• **Goal**:
In the material below, list every line carrying the string "with".

• **Material for the task**:
┌────────
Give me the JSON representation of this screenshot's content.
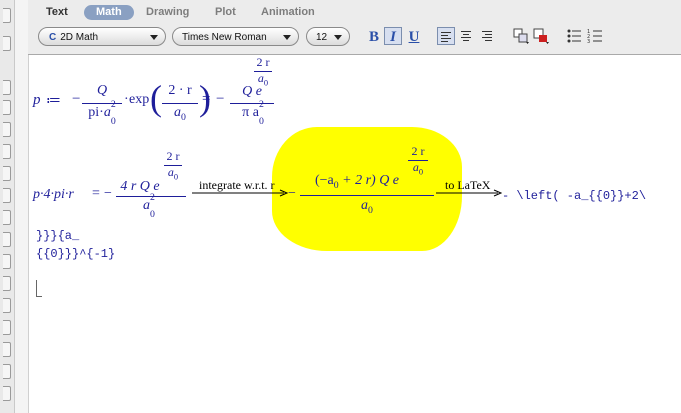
{
  "toolbar": {
    "tabs": [
      "Text",
      "Math",
      "Drawing",
      "Plot",
      "Animation"
    ],
    "active_tab": "Math",
    "mode_combo": "2D Math",
    "font_combo": "Times New Roman",
    "size_combo": "12",
    "bold_label": "B",
    "italic_label": "I",
    "underline_label": "U"
  },
  "doc": {
    "eq1": {
      "lhs": "p",
      "assign": "≔",
      "minus": "−",
      "Q": "Q",
      "pi": "pi",
      "a0": "a",
      "a0_sub": "0",
      "a0_sup": "2",
      "exp": "exp",
      "dot": "·",
      "two_r": "2 · r",
      "eq": "=",
      "Qe": "Q e",
      "two_r_exp": "2 r",
      "pi_a0": "π a",
      "pi_a0_sub": "0",
      "pi_a0_sup": "2"
    },
    "eq2": {
      "lhs": "p·4·pi·r",
      "eq": "=",
      "minus": "−",
      "numer": "4 r Q e",
      "exp_num": "2 r",
      "exp_den": "a",
      "exp_den_sub": "0",
      "den": "a",
      "den_sub": "0",
      "den_sup": "2",
      "arrow1_label": "integrate w.r.t. r",
      "result_numer": "(−a",
      "result_numer_sub": "0",
      "result_numer_tail": "+ 2 r) Q e",
      "result_exp_num": "2 r",
      "result_exp_den": "a",
      "result_exp_den_sub": "0",
      "result_den": "a",
      "result_den_sub": "0",
      "arrow2_label": "to LaTeX",
      "latex_line1": "- \\left( -a_{{0}}+2\\",
      "latex_line2": "}}}{a_",
      "latex_line3": "{{0}}}^{-1}"
    },
    "highlight_color": "#ffff00",
    "math_color": "#1e1e9a"
  }
}
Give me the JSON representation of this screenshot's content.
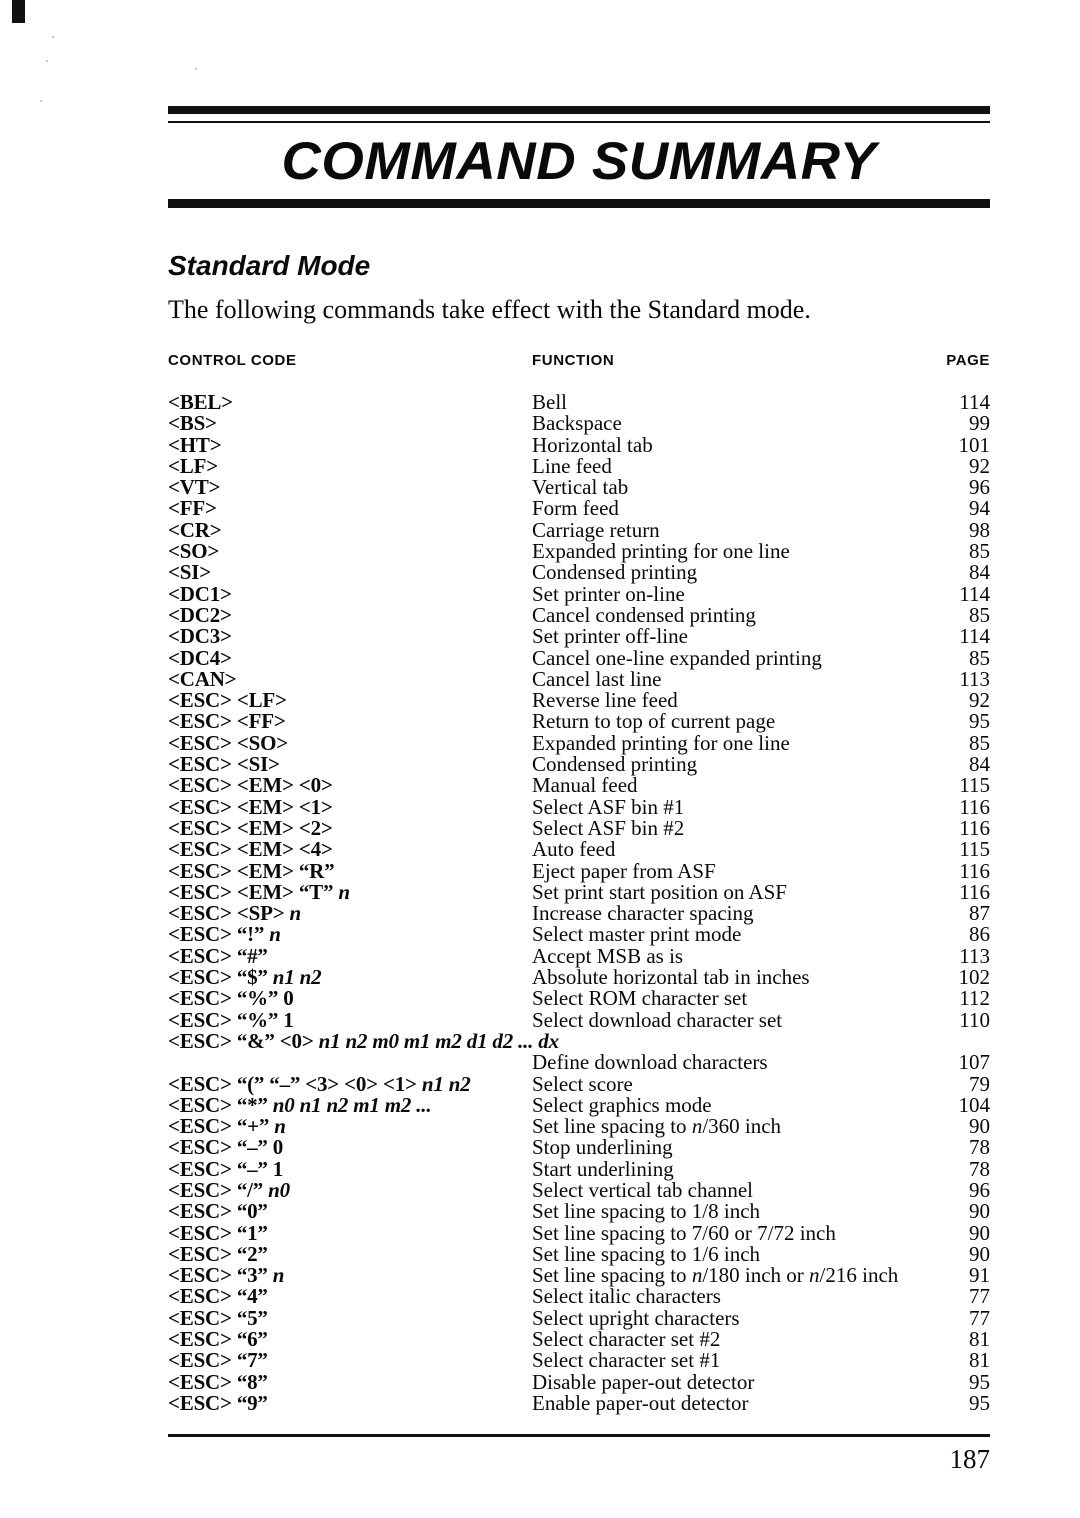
{
  "document": {
    "chapter_title": "COMMAND SUMMARY",
    "section_heading": "Standard Mode",
    "section_intro": "The following commands take effect with the Standard mode.",
    "page_number": "187"
  },
  "table": {
    "headers": {
      "control_code": "CONTROL CODE",
      "function": "FUNCTION",
      "page": "PAGE"
    },
    "rows": [
      {
        "code": "<BEL>",
        "function": "Bell",
        "page": "114"
      },
      {
        "code": "<BS>",
        "function": "Backspace",
        "page": "99"
      },
      {
        "code": "<HT>",
        "function": "Horizontal tab",
        "page": "101"
      },
      {
        "code": "<LF>",
        "function": "Line feed",
        "page": "92"
      },
      {
        "code": "<VT>",
        "function": "Vertical tab",
        "page": "96"
      },
      {
        "code": "<FF>",
        "function": "Form feed",
        "page": "94"
      },
      {
        "code": "<CR>",
        "function": "Carriage return",
        "page": "98"
      },
      {
        "code": "<SO>",
        "function": "Expanded printing for one line",
        "page": "85"
      },
      {
        "code": "<SI>",
        "function": "Condensed printing",
        "page": "84"
      },
      {
        "code": "<DC1>",
        "function": "Set printer on-line",
        "page": "114"
      },
      {
        "code": "<DC2>",
        "function": "Cancel condensed printing",
        "page": "85"
      },
      {
        "code": "<DC3>",
        "function": "Set printer off-line",
        "page": "114"
      },
      {
        "code": "<DC4>",
        "function": "Cancel one-line expanded printing",
        "page": "85"
      },
      {
        "code": "<CAN>",
        "function": "Cancel last line",
        "page": "113"
      },
      {
        "code": "<ESC>  <LF>",
        "function": "Reverse line feed",
        "page": "92"
      },
      {
        "code": "<ESC>  <FF>",
        "function": "Return to top of current page",
        "page": "95"
      },
      {
        "code": "<ESC>  <SO>",
        "function": "Expanded printing for one line",
        "page": "85"
      },
      {
        "code": "<ESC>  <SI>",
        "function": "Condensed printing",
        "page": "84"
      },
      {
        "code": "<ESC>  <EM>  <0>",
        "function": "Manual feed",
        "page": "115"
      },
      {
        "code": "<ESC>  <EM>  <1>",
        "function": "Select ASF bin #1",
        "page": "116"
      },
      {
        "code": "<ESC>  <EM>  <2>",
        "function": "Select ASF bin #2",
        "page": "116"
      },
      {
        "code": "<ESC>  <EM>  <4>",
        "function": "Auto feed",
        "page": "115"
      },
      {
        "code": "<ESC>  <EM>  “R”",
        "function": "Eject paper from ASF",
        "page": "116"
      },
      {
        "code": "<ESC>  <EM>  “T” ",
        "code_arg": "n",
        "function": "Set print start position on ASF",
        "page": "116"
      },
      {
        "code": "<ESC>  <SP>  ",
        "code_arg": "n",
        "function": "Increase character spacing",
        "page": "87"
      },
      {
        "code": "<ESC>  “!”  ",
        "code_arg": "n",
        "function": "Select master print mode",
        "page": "86"
      },
      {
        "code": "<ESC>  “#”",
        "function": "Accept MSB as is",
        "page": "113"
      },
      {
        "code": "<ESC>  “$”  ",
        "code_arg": "n1  n2",
        "function": "Absolute horizontal tab in inches",
        "page": "102"
      },
      {
        "code": "<ESC>  “%”  0",
        "function": "Select ROM character set",
        "page": "112"
      },
      {
        "code": "<ESC>  “%”  1",
        "function": "Select download character set",
        "page": "110"
      },
      {
        "code": "<ESC>  “&”  <0> ",
        "code_arg": "n1 n2 m0 m1 m2 d1 d2  ... dx",
        "function": "",
        "page": ""
      },
      {
        "code": "",
        "function": "Define download characters",
        "page": "107",
        "continuation": true
      },
      {
        "code": "<ESC>  “(”  “–”  <3>  <0>  <1> ",
        "code_arg": "n1  n2",
        "function": "Select score",
        "page": "79"
      },
      {
        "code": "<ESC>  “*”  ",
        "code_arg": "n0  n1  n2  m1  m2  ...",
        "function": "Select graphics mode",
        "page": "104"
      },
      {
        "code": "<ESC>  “+”  ",
        "code_arg": "n",
        "function": "Set line spacing to ",
        "function_arg": "n",
        "function_tail": "/360 inch",
        "page": "90"
      },
      {
        "code": "<ESC>  “–”  0",
        "function": "Stop underlining",
        "page": "78"
      },
      {
        "code": "<ESC>  “–”  1",
        "function": "Start underlining",
        "page": "78"
      },
      {
        "code": "<ESC>  “/”  ",
        "code_arg": "n0",
        "function": "Select vertical tab channel",
        "page": "96"
      },
      {
        "code": "<ESC>  “0”",
        "function": "Set line spacing to 1/8 inch",
        "page": "90"
      },
      {
        "code": "<ESC>  “1”",
        "function": "Set line spacing to 7/60 or 7/72 inch",
        "page": "90"
      },
      {
        "code": "<ESC>  “2”",
        "function": "Set line spacing to 1/6 inch",
        "page": "90"
      },
      {
        "code": "<ESC>  “3”  ",
        "code_arg": "n",
        "function": "Set line spacing to ",
        "function_arg": "n",
        "function_tail": "/180 inch or ",
        "function_arg2": "n",
        "function_tail2": "/216 inch",
        "page": "91"
      },
      {
        "code": "<ESC>  “4”",
        "function": "Select italic characters",
        "page": "77"
      },
      {
        "code": "<ESC>  “5”",
        "function": "Select upright characters",
        "page": "77"
      },
      {
        "code": "<ESC>  “6”",
        "function": "Select character set #2",
        "page": "81"
      },
      {
        "code": "<ESC>  “7”",
        "function": "Select character set #1",
        "page": "81"
      },
      {
        "code": "<ESC>  “8”",
        "function": "Disable paper-out detector",
        "page": "95"
      },
      {
        "code": "<ESC>  “9”",
        "function": "Enable paper-out detector",
        "page": "95"
      }
    ]
  }
}
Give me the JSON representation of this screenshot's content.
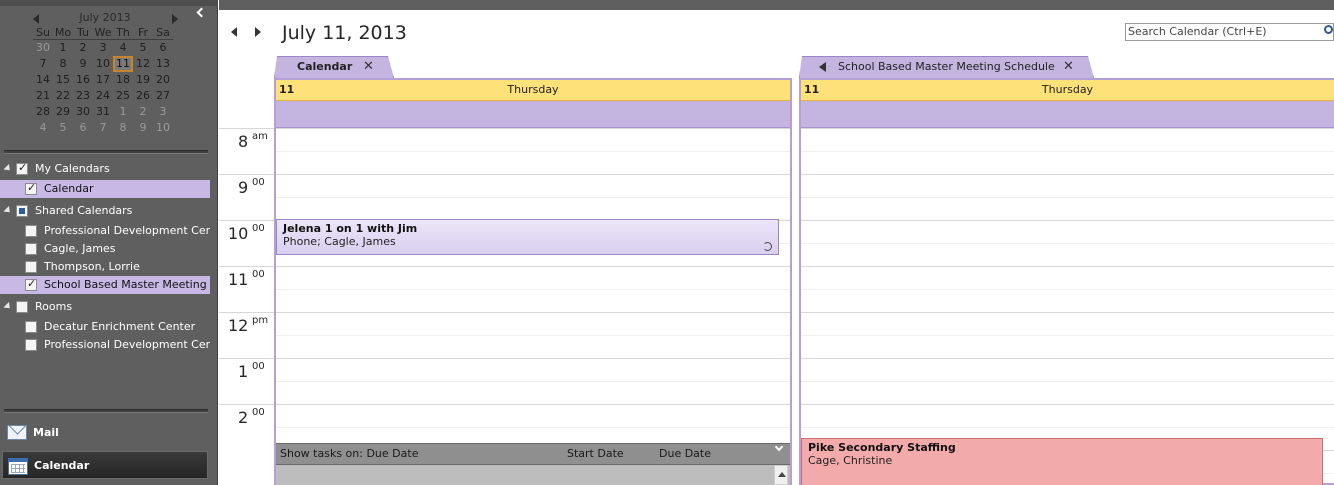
{
  "minical": {
    "month_label": "July 2013",
    "dow": [
      "Su",
      "Mo",
      "Tu",
      "We",
      "Th",
      "Fr",
      "Sa"
    ],
    "weeks": [
      [
        {
          "d": "30",
          "o": true
        },
        {
          "d": "1"
        },
        {
          "d": "2"
        },
        {
          "d": "3"
        },
        {
          "d": "4"
        },
        {
          "d": "5"
        },
        {
          "d": "6"
        }
      ],
      [
        {
          "d": "7"
        },
        {
          "d": "8"
        },
        {
          "d": "9"
        },
        {
          "d": "10"
        },
        {
          "d": "11",
          "t": true
        },
        {
          "d": "12"
        },
        {
          "d": "13"
        }
      ],
      [
        {
          "d": "14"
        },
        {
          "d": "15"
        },
        {
          "d": "16"
        },
        {
          "d": "17"
        },
        {
          "d": "18"
        },
        {
          "d": "19"
        },
        {
          "d": "20"
        }
      ],
      [
        {
          "d": "21"
        },
        {
          "d": "22"
        },
        {
          "d": "23"
        },
        {
          "d": "24"
        },
        {
          "d": "25"
        },
        {
          "d": "26"
        },
        {
          "d": "27"
        }
      ],
      [
        {
          "d": "28"
        },
        {
          "d": "29"
        },
        {
          "d": "30"
        },
        {
          "d": "31"
        },
        {
          "d": "1",
          "o": true
        },
        {
          "d": "2",
          "o": true
        },
        {
          "d": "3",
          "o": true
        }
      ],
      [
        {
          "d": "4",
          "o": true
        },
        {
          "d": "5",
          "o": true
        },
        {
          "d": "6",
          "o": true
        },
        {
          "d": "7",
          "o": true
        },
        {
          "d": "8",
          "o": true
        },
        {
          "d": "9",
          "o": true
        },
        {
          "d": "10",
          "o": true
        }
      ]
    ]
  },
  "folders": {
    "my_calendars": {
      "label": "My Calendars",
      "items": [
        {
          "label": "Calendar",
          "checked": true,
          "selected": true
        }
      ]
    },
    "shared_calendars": {
      "label": "Shared Calendars",
      "items": [
        {
          "label": "Professional Development Center",
          "checked": false
        },
        {
          "label": "Cagle,  James",
          "checked": false
        },
        {
          "label": "Thompson,  Lorrie",
          "checked": false
        },
        {
          "label": "School Based Master Meeting Schedule",
          "checked": true,
          "selected": true
        }
      ]
    },
    "rooms": {
      "label": "Rooms",
      "items": [
        {
          "label": "Decatur Enrichment Center",
          "checked": false
        },
        {
          "label": "Professional Development Center",
          "checked": false
        }
      ]
    }
  },
  "nav_buttons": {
    "mail": "Mail",
    "calendar": "Calendar"
  },
  "header": {
    "date_title": "July 11, 2013",
    "search_placeholder": "Search Calendar (Ctrl+E)"
  },
  "times": [
    {
      "hour": "8",
      "suffix": "am"
    },
    {
      "hour": "9",
      "suffix": "00"
    },
    {
      "hour": "10",
      "suffix": "00"
    },
    {
      "hour": "11",
      "suffix": "00"
    },
    {
      "hour": "12",
      "suffix": "pm"
    },
    {
      "hour": "1",
      "suffix": "00"
    },
    {
      "hour": "2",
      "suffix": "00"
    }
  ],
  "calendars": [
    {
      "tab_label": "Calendar",
      "day_num": "11",
      "day_name": "Thursday",
      "appointments": [
        {
          "subject": "Jelena 1 on 1 with Jim",
          "location": "Phone; Cagle,  James",
          "recurring": true
        }
      ],
      "tasks": {
        "label": "Show tasks on: Due Date",
        "start": "Start Date",
        "due": "Due Date"
      }
    },
    {
      "tab_label": "School Based Master Meeting Schedule",
      "day_num": "11",
      "day_name": "Thursday",
      "appointments": [
        {
          "subject": "Pike Secondary Staffing",
          "location": "Cage,  Christine",
          "recurring": false
        }
      ]
    }
  ],
  "colors": {
    "accent_purple": "#c4b4e0",
    "day_header": "#ffe17a",
    "appt_red": "#f2aaaa",
    "today_border": "#c9842e"
  }
}
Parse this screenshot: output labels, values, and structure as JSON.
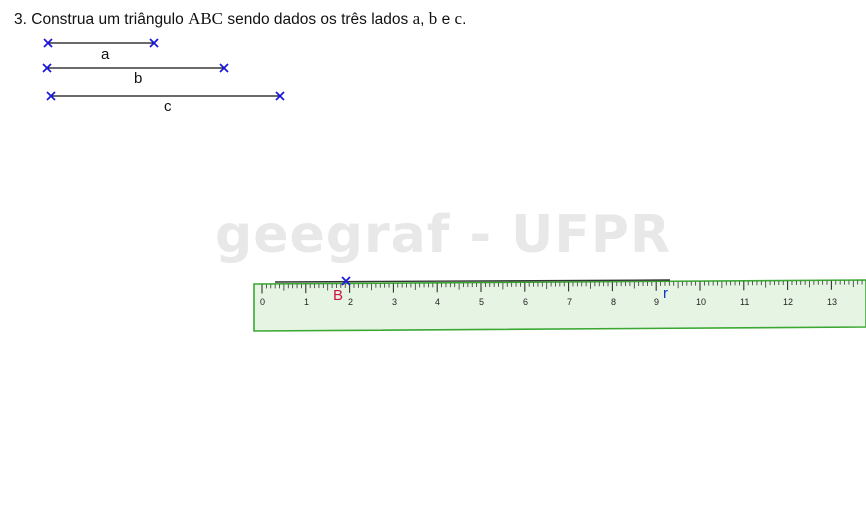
{
  "problem": {
    "number": "3.",
    "text_before": "Construa um triângulo ",
    "triangle": "ABC",
    "text_middle": " sendo dados os três lados ",
    "side_a": "a",
    "sep1": ", ",
    "side_b": "b",
    "sep2": " e ",
    "side_c": "c",
    "text_end": "."
  },
  "segments": [
    {
      "label": "a",
      "length_units": 2.4
    },
    {
      "label": "b",
      "length_units": 4.0
    },
    {
      "label": "c",
      "length_units": 5.2
    }
  ],
  "watermark": "geegraf - UFPR",
  "ruler": {
    "numbers": [
      "0",
      "1",
      "2",
      "3",
      "4",
      "5",
      "6",
      "7",
      "8",
      "9",
      "10",
      "11",
      "12",
      "13"
    ],
    "fill_color": "#e6f4e3",
    "border_color": "#3aa832"
  },
  "point_b": {
    "label": "B",
    "color": "#cc1144"
  },
  "line_r": {
    "label": "r",
    "color": "#1133cc"
  },
  "marker_color": "#1a1adb"
}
└────────
• **Finished task**:
    "section_intro": "The following commands take effect with the Standard mode.",
          "subject": "Jelena 1 on 1 with Jim",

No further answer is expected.